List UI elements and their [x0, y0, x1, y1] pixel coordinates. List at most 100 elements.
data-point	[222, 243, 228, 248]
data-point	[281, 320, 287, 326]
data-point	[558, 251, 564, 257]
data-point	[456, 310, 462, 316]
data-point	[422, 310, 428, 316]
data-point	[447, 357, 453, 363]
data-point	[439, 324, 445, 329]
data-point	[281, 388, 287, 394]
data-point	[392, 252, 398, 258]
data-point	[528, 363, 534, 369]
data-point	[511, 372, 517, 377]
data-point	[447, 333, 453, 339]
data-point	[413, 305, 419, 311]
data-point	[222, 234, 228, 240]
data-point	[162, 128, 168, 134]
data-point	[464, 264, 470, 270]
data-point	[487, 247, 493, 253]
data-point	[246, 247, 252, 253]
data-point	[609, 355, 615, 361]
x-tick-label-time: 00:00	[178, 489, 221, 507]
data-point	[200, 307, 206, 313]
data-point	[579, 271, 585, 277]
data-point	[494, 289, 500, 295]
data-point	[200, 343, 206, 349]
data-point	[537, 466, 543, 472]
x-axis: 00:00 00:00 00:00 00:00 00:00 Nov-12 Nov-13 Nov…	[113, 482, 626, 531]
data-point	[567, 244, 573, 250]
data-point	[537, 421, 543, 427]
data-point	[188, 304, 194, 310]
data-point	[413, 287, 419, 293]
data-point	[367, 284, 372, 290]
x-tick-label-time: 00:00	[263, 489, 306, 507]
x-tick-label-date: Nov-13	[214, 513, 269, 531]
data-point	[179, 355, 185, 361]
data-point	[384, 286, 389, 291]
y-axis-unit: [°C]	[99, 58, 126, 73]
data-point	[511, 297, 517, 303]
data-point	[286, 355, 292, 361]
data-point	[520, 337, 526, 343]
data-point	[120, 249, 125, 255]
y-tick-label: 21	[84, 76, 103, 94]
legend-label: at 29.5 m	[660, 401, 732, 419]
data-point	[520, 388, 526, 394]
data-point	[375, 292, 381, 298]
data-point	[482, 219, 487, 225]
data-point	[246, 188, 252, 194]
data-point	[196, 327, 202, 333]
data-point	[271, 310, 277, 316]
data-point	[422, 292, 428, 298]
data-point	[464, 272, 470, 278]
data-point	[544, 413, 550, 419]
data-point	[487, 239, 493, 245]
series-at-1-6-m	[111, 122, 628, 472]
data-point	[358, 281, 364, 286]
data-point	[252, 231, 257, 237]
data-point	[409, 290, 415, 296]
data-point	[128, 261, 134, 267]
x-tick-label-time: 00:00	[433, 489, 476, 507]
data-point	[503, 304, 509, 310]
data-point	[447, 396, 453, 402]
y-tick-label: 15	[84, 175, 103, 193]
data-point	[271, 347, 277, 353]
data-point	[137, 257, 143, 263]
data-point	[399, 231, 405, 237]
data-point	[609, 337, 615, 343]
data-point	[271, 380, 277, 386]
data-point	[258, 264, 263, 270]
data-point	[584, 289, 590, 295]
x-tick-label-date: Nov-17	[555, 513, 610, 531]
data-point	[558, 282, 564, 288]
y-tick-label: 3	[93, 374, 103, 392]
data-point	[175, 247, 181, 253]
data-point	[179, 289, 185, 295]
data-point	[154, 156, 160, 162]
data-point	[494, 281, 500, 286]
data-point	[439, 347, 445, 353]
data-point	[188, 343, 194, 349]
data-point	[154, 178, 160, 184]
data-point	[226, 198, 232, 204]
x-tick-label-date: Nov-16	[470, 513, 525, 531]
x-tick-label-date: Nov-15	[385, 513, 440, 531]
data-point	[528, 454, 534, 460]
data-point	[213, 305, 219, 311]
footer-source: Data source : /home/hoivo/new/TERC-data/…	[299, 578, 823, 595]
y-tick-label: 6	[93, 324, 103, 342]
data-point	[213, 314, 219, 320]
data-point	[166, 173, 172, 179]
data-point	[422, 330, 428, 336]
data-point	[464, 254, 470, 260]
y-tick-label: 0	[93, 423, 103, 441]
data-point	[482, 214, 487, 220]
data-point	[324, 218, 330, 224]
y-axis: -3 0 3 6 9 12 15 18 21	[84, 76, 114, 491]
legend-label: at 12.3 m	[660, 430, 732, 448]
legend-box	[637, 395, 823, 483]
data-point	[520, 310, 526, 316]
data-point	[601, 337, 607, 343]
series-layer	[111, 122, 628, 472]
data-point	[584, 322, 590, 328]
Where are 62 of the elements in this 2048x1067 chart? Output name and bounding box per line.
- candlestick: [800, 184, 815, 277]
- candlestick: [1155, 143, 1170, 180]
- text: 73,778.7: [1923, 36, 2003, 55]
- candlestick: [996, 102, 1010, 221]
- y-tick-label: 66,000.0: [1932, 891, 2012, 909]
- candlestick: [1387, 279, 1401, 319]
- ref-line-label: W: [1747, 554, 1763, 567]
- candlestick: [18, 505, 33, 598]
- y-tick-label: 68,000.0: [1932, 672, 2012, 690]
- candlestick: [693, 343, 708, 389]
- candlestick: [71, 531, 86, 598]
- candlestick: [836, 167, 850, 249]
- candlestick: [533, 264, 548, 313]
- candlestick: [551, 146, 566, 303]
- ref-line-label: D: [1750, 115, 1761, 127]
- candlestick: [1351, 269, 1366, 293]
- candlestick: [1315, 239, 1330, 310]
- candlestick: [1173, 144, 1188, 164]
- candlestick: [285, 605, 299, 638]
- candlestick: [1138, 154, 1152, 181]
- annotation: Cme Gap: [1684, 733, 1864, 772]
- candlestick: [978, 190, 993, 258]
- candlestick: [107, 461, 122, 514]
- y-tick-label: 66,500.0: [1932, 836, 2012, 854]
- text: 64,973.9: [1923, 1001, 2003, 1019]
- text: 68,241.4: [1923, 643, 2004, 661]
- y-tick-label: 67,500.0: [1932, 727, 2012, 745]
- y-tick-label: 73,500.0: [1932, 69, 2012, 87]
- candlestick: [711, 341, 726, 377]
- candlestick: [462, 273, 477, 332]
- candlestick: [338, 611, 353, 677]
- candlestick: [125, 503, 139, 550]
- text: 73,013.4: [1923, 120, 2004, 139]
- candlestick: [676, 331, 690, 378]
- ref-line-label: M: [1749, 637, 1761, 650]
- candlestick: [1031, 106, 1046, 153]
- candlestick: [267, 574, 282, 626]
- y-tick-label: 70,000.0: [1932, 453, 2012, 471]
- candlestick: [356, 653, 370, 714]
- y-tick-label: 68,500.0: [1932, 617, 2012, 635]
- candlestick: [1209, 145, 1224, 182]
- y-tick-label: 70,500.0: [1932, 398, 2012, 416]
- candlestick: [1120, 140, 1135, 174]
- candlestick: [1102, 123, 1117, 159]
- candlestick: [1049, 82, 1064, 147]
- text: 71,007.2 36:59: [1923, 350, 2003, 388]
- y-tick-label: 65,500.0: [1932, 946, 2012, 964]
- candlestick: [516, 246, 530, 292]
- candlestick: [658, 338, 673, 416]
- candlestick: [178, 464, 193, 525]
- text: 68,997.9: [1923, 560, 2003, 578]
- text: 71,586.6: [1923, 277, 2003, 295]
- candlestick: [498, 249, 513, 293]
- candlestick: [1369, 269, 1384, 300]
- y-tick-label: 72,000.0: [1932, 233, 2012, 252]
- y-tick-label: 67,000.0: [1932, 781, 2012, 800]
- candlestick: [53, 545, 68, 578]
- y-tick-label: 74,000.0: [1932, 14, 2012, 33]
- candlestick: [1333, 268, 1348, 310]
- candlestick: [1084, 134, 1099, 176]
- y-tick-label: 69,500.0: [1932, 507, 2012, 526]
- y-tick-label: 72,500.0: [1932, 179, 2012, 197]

EXERCISE DETAILS => Give every line of the records above as a JSON list of strings, one string per line, omitting blank lines.

ANSWER FOR THE TASK =>
[
  "List UI elements and their [x0, y0, x1, y1] pixel coordinates. List at most 100 elements.",
  "data-point\t[222, 243, 228, 248]",
  "data-point\t[281, 320, 287, 326]",
  "data-point\t[558, 251, 564, 257]",
  "data-point\t[456, 310, 462, 316]",
  "data-point\t[422, 310, 428, 316]",
  "data-point\t[447, 357, 453, 363]",
  "data-point\t[439, 324, 445, 329]",
  "data-point\t[281, 388, 287, 394]",
  "data-point\t[392, 252, 398, 258]",
  "data-point\t[528, 363, 534, 369]",
  "data-point\t[511, 372, 517, 377]",
  "data-point\t[447, 333, 453, 339]",
  "data-point\t[413, 305, 419, 311]",
  "data-point\t[222, 234, 228, 240]",
  "data-point\t[162, 128, 168, 134]",
  "data-point\t[464, 264, 470, 270]",
  "data-point\t[487, 247, 493, 253]",
  "data-point\t[246, 247, 252, 253]",
  "data-point\t[609, 355, 615, 361]",
  "x-tick-label-time: 00:00\t[178, 489, 221, 507]",
  "data-point\t[200, 307, 206, 313]",
  "data-point\t[579, 271, 585, 277]",
  "data-point\t[494, 289, 500, 295]",
  "data-point\t[200, 343, 206, 349]",
  "data-point\t[537, 466, 543, 472]",
  "x-axis: 00:00 00:00 00:00 00:00 00:00 Nov-12 Nov-13 Nov…\t[113, 482, 626, 531]",
  "data-point\t[567, 244, 573, 250]",
  "data-point\t[537, 421, 543, 427]",
  "data-point\t[188, 304, 194, 310]",
  "data-point\t[413, 287, 419, 293]",
  "data-point\t[367, 284, 372, 290]",
  "x-tick-label-time: 00:00\t[263, 489, 306, 507]",
  "x-tick-label-date: Nov-13\t[214, 513, 269, 531]",
  "data-point\t[179, 355, 185, 361]",
  "data-point\t[384, 286, 389, 291]",
  "y-axis-unit: [°C]\t[99, 58, 126, 73]",
  "data-point\t[511, 297, 517, 303]",
  "data-point\t[286, 355, 292, 361]",
  "data-point\t[520, 337, 526, 343]",
  "data-point\t[120, 249, 125, 255]",
  "y-tick-label: 21\t[84, 76, 103, 94]",
  "legend-label: at 29.5 m\t[660, 401, 732, 419]",
  "data-point\t[520, 388, 526, 394]",
  "data-point\t[375, 292, 381, 298]",
  "data-point\t[482, 219, 487, 225]",
  "data-point\t[246, 188, 252, 194]",
  "data-point\t[196, 327, 202, 333]",
  "data-point\t[271, 310, 277, 316]",
  "data-point\t[422, 292, 428, 298]",
  "data-point\t[464, 272, 470, 278]",
  "data-point\t[544, 413, 550, 419]",
  "data-point\t[487, 239, 493, 245]",
  "series-at-1-6-m\t[111, 122, 628, 472]",
  "data-point\t[358, 281, 364, 286]",
  "data-point\t[252, 231, 257, 237]",
  "data-point\t[409, 290, 415, 296]",
  "data-point\t[128, 261, 134, 267]",
  "x-tick-label-time: 00:00\t[433, 489, 476, 507]",
  "data-point\t[503, 304, 509, 310]",
  "data-point\t[447, 396, 453, 402]",
  "y-tick-label: 15\t[84, 175, 103, 193]",
  "data-point\t[271, 347, 277, 353]",
  "data-point\t[137, 257, 143, 263]",
  "data-point\t[399, 231, 405, 237]",
  "data-point\t[609, 337, 615, 343]",
  "data-point\t[271, 380, 277, 386]",
  "data-point\t[258, 264, 263, 270]",
  "data-point\t[584, 289, 590, 295]",
  "x-tick-label-date: Nov-17\t[555, 513, 610, 531]",
  "data-point\t[558, 282, 564, 288]",
  "y-tick-label: 3\t[93, 374, 103, 392]",
  "data-point\t[175, 247, 181, 253]",
  "data-point\t[179, 289, 185, 295]",
  "data-point\t[154, 156, 160, 162]",
  "data-point\t[494, 281, 500, 286]",
  "data-point\t[439, 347, 445, 353]",
  "data-point\t[188, 343, 194, 349]",
  "data-point\t[154, 178, 160, 184]",
  "data-point\t[226, 198, 232, 204]",
  "x-tick-label-date: Nov-16\t[470, 513, 525, 531]",
  "x-tick-label-date: Nov-15\t[385, 513, 440, 531]",
  "data-point\t[528, 454, 534, 460]",
  "data-point\t[213, 305, 219, 311]",
  "footer-source: Data source : /home/hoivo/new/TERC-data/…\t[299, 578, 823, 595]",
  "y-tick-label: 6\t[93, 324, 103, 342]",
  "data-point\t[213, 314, 219, 320]",
  "data-point\t[166, 173, 172, 179]",
  "data-point\t[422, 330, 428, 336]",
  "data-point\t[464, 254, 470, 260]",
  "y-tick-label: 0\t[93, 423, 103, 441]",
  "data-point\t[482, 214, 487, 220]",
  "data-point\t[324, 218, 330, 224]",
  "y-axis: -3 0 3 6 9 12 15 18 21\t[84, 76, 114, 491]",
  "legend-label: at 12.3 m\t[660, 430, 732, 448]",
  "legend-box\t[637, 395, 823, 483]",
  "data-point\t[520, 310, 526, 316]",
  "data-point\t[601, 337, 607, 343]",
  "series-layer\t[111, 122, 628, 472]",
  "data-point\t[584, 322, 590, 328]",
  "Where are 62 of the elements in this 2048x1067 chart? Output name and bounding box per line.",
  "- candlestick: [800, 184, 815, 277]",
  "- candlestick: [1155, 143, 1170, 180]",
  "- text: 73,778.7: [1923, 36, 2003, 55]",
  "- candlestick: [996, 102, 1010, 221]",
  "- y-tick-label: 66,000.0: [1932, 891, 2012, 909]",
  "- candlestick: [1387, 279, 1401, 319]",
  "- ref-line-label: W: [1747, 554, 1763, 567]",
  "- candlestick: [18, 505, 33, 598]",
  "- y-tick-label: 68,000.0: [1932, 672, 2012, 690]",
  "- candlestick: [693, 343, 708, 389]",
  "- candlestick: [71, 531, 86, 598]",
  "- candlestick: [836, 167, 850, 249]",
  "- candlestick: [533, 264, 548, 313]",
  "- candlestick: [551, 146, 566, 303]",
  "- ref-line-label: D: [1750, 115, 1761, 127]",
  "- candlestick: [1351, 269, 1366, 293]",
  "- candlestick: [1315, 239, 1330, 310]",
  "- candlestick: [1173, 144, 1188, 164]",
  "- candlestick: [285, 605, 299, 638]",
  "- candlestick: [1138, 154, 1152, 181]",
  "- annotation: Cme Gap: [1684, 733, 1864, 772]",
  "- candlestick: [978, 190, 993, 258]",
  "- candlestick: [107, 461, 122, 514]",
  "- y-tick-label: 66,500.0: [1932, 836, 2012, 854]",
  "- text: 64,973.9: [1923, 1001, 2003, 1019]",
  "- text: 68,241.4: [1923, 643, 2004, 661]",
  "- y-tick-label: 67,500.0: [1932, 727, 2012, 745]",
  "- y-tick-label: 73,500.0: [1932, 69, 2012, 87]",
  "- candlestick: [711, 341, 726, 377]",
  "- candlestick: [462, 273, 477, 332]",
  "- candlestick: [338, 611, 353, 677]",
  "- candlestick: [125, 503, 139, 550]",
  "- text: 73,013.4: [1923, 120, 2004, 139]",
  "- candlestick: [676, 331, 690, 378]",
  "- ref-line-label: M: [1749, 637, 1761, 650]",
  "- candlestick: [1031, 106, 1046, 153]",
  "- candlestick: [267, 574, 282, 626]",
  "- y-tick-label: 70,000.0: [1932, 453, 2012, 471]",
  "- candlestick: [356, 653, 370, 714]",
  "- y-tick-label: 68,500.0: [1932, 617, 2012, 635]",
  "- candlestick: [1209, 145, 1224, 182]",
  "- y-tick-label: 70,500.0: [1932, 398, 2012, 416]",
  "- candlestick: [1120, 140, 1135, 174]",
  "- candlestick: [1102, 123, 1117, 159]",
  "- candlestick: [1049, 82, 1064, 147]",
  "- text: 71,007.2 36:59: [1923, 350, 2003, 388]",
  "- y-tick-label: 65,500.0: [1932, 946, 2012, 964]",
  "- candlestick: [516, 246, 530, 292]",
  "- candlestick: [658, 338, 673, 416]",
  "- candlestick: [178, 464, 193, 525]",
  "- text: 68,997.9: [1923, 560, 2003, 578]",
  "- text: 71,586.6: [1923, 277, 2003, 295]",
  "- candlestick: [498, 249, 513, 293]",
  "- candlestick: [1369, 269, 1384, 300]",
  "- y-tick-label: 72,000.0: [1932, 233, 2012, 252]",
  "- y-tick-label: 67,000.0: [1932, 781, 2012, 800]",
  "- candlestick: [53, 545, 68, 578]",
  "- y-tick-label: 74,000.0: [1932, 14, 2012, 33]",
  "- candlestick: [1333, 268, 1348, 310]",
  "- candlestick: [1084, 134, 1099, 176]",
  "- y-tick-label: 69,500.0: [1932, 507, 2012, 526]",
  "- y-tick-label: 72,500.0: [1932, 179, 2012, 197]"
]